(Stored data)

□ □ □ □

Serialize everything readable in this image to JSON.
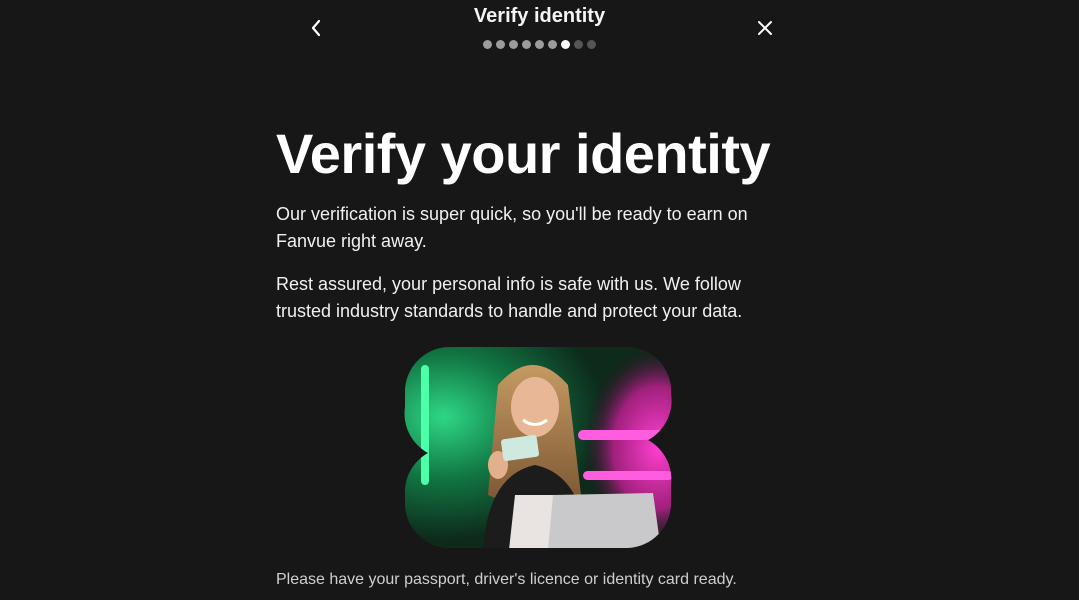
{
  "header": {
    "title": "Verify identity",
    "progress": {
      "total_steps": 9,
      "current_step": 7
    }
  },
  "main": {
    "title": "Verify your identity",
    "paragraphs": [
      "Our verification is super quick, so you'll be ready to earn on Fanvue right away.",
      "Rest assured, your personal info is safe with us. We follow trusted industry standards to handle and protect your data."
    ],
    "footnote": "Please have your passport, driver's licence or identity card ready."
  },
  "icons": {
    "back": "chevron-left-icon",
    "close": "close-icon"
  },
  "colors": {
    "background": "#171717",
    "text": "#ffffff",
    "neon_green": "#1fd07a",
    "neon_pink": "#ff2fc6"
  }
}
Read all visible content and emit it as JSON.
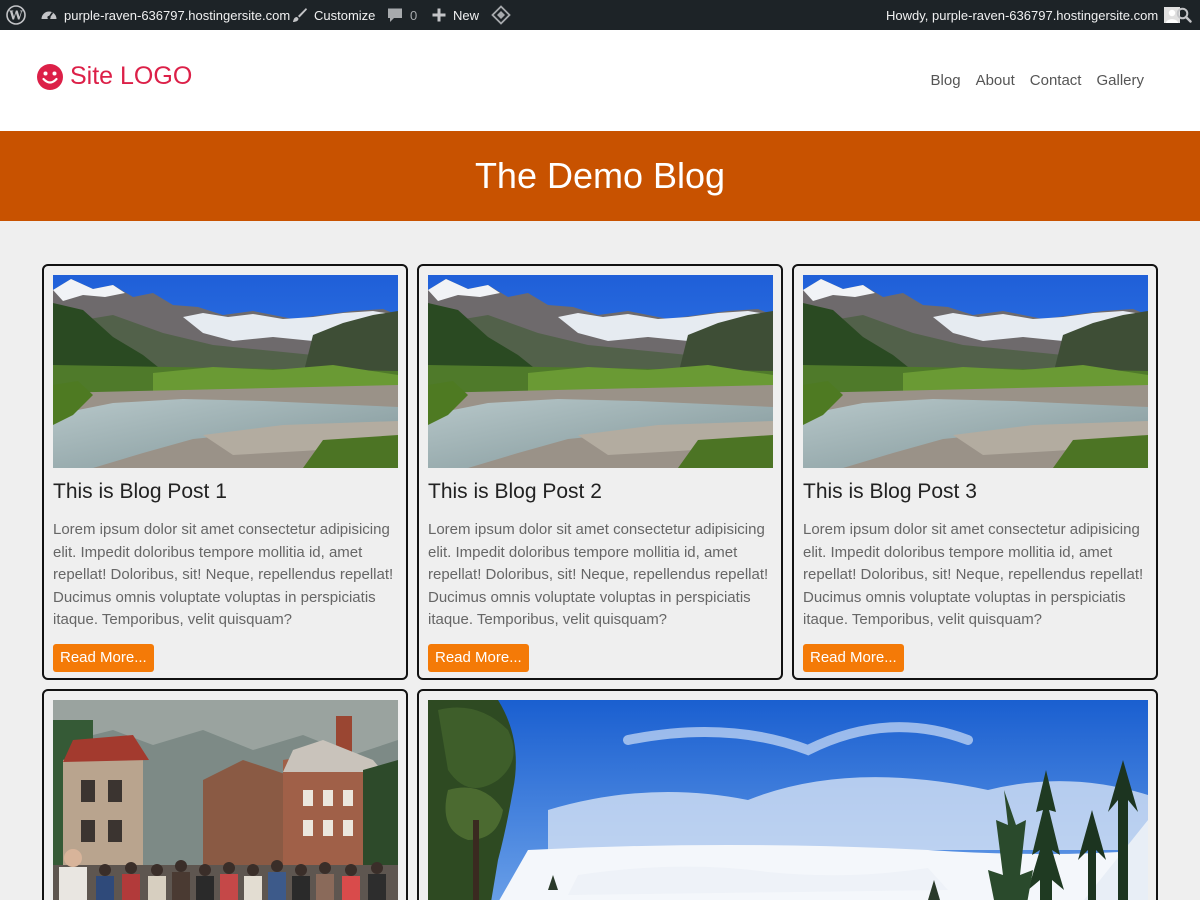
{
  "admin_bar": {
    "site_name": "purple-raven-636797.hostingersite.com",
    "customize": "Customize",
    "comment_count": "0",
    "new": "New",
    "howdy": "Howdy, purple-raven-636797.hostingersite.com",
    "icons": [
      "wordpress-icon",
      "dashboard-icon",
      "brush-icon",
      "comment-icon",
      "plus-icon",
      "diamond-icon",
      "avatar",
      "search-icon"
    ]
  },
  "header": {
    "logo_text": "Site LOGO",
    "logo_icon": "smiley-icon",
    "nav": [
      {
        "label": "Blog"
      },
      {
        "label": "About"
      },
      {
        "label": "Contact"
      },
      {
        "label": "Gallery"
      }
    ]
  },
  "banner": {
    "title": "The Demo Blog"
  },
  "posts": [
    {
      "title": "This is Blog Post 1",
      "excerpt": "Lorem ipsum dolor sit amet consectetur adipisicing elit. Impedit doloribus tempore mollitia id, amet repellat! Doloribus, sit! Neque, repellendus repellat! Ducimus omnis voluptate voluptas in perspiciatis itaque. Temporibus, velit quisquam?",
      "button": "Read More..."
    },
    {
      "title": "This is Blog Post 2",
      "excerpt": "Lorem ipsum dolor sit amet consectetur adipisicing elit. Impedit doloribus tempore mollitia id, amet repellat! Doloribus, sit! Neque, repellendus repellat! Ducimus omnis voluptate voluptas in perspiciatis itaque. Temporibus, velit quisquam?",
      "button": "Read More..."
    },
    {
      "title": "This is Blog Post 3",
      "excerpt": "Lorem ipsum dolor sit amet consectetur adipisicing elit. Impedit doloribus tempore mollitia id, amet repellat! Doloribus, sit! Neque, repellendus repellat! Ducimus omnis voluptate voluptas in perspiciatis itaque. Temporibus, velit quisquam?",
      "button": "Read More..."
    }
  ],
  "colors": {
    "admin_bar": "#1d2327",
    "logo": "#dc2048",
    "banner": "#c85200",
    "button": "#f47a07",
    "page_background": "#efefef"
  }
}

□ □ □ □

■ Work to be completed:
Transcribe the records above exactly as they appear, leaving out any pictures.

■ Written response:
Serialize everything readable in this image to JSON.
{
  "header": {
    "title": "Verify identity",
    "progress": {
      "total_steps": 9,
      "current_step": 7
    }
  },
  "main": {
    "title": "Verify your identity",
    "paragraphs": [
      "Our verification is super quick, so you'll be ready to earn on Fanvue right away.",
      "Rest assured, your personal info is safe with us. We follow trusted industry standards to handle and protect your data."
    ],
    "footnote": "Please have your passport, driver's licence or identity card ready."
  },
  "icons": {
    "back": "chevron-left-icon",
    "close": "close-icon"
  },
  "colors": {
    "background": "#171717",
    "text": "#ffffff",
    "neon_green": "#1fd07a",
    "neon_pink": "#ff2fc6"
  }
}
Read all visible content and emit it as JSON.
{
  "admin_bar": {
    "site_name": "purple-raven-636797.hostingersite.com",
    "customize": "Customize",
    "comment_count": "0",
    "new": "New",
    "howdy": "Howdy, purple-raven-636797.hostingersite.com",
    "icons": [
      "wordpress-icon",
      "dashboard-icon",
      "brush-icon",
      "comment-icon",
      "plus-icon",
      "diamond-icon",
      "avatar",
      "search-icon"
    ]
  },
  "header": {
    "logo_text": "Site LOGO",
    "logo_icon": "smiley-icon",
    "nav": [
      {
        "label": "Blog"
      },
      {
        "label": "About"
      },
      {
        "label": "Contact"
      },
      {
        "label": "Gallery"
      }
    ]
  },
  "banner": {
    "title": "The Demo Blog"
  },
  "posts": [
    {
      "title": "This is Blog Post 1",
      "excerpt": "Lorem ipsum dolor sit amet consectetur adipisicing elit. Impedit doloribus tempore mollitia id, amet repellat! Doloribus, sit! Neque, repellendus repellat! Ducimus omnis voluptate voluptas in perspiciatis itaque. Temporibus, velit quisquam?",
      "button": "Read More..."
    },
    {
      "title": "This is Blog Post 2",
      "excerpt": "Lorem ipsum dolor sit amet consectetur adipisicing elit. Impedit doloribus tempore mollitia id, amet repellat! Doloribus, sit! Neque, repellendus repellat! Ducimus omnis voluptate voluptas in perspiciatis itaque. Temporibus, velit quisquam?",
      "button": "Read More..."
    },
    {
      "title": "This is Blog Post 3",
      "excerpt": "Lorem ipsum dolor sit amet consectetur adipisicing elit. Impedit doloribus tempore mollitia id, amet repellat! Doloribus, sit! Neque, repellendus repellat! Ducimus omnis voluptate voluptas in perspiciatis itaque. Temporibus, velit quisquam?",
      "button": "Read More..."
    }
  ],
  "colors": {
    "admin_bar": "#1d2327",
    "logo": "#dc2048",
    "banner": "#c85200",
    "button": "#f47a07",
    "page_background": "#efefef"
  }
}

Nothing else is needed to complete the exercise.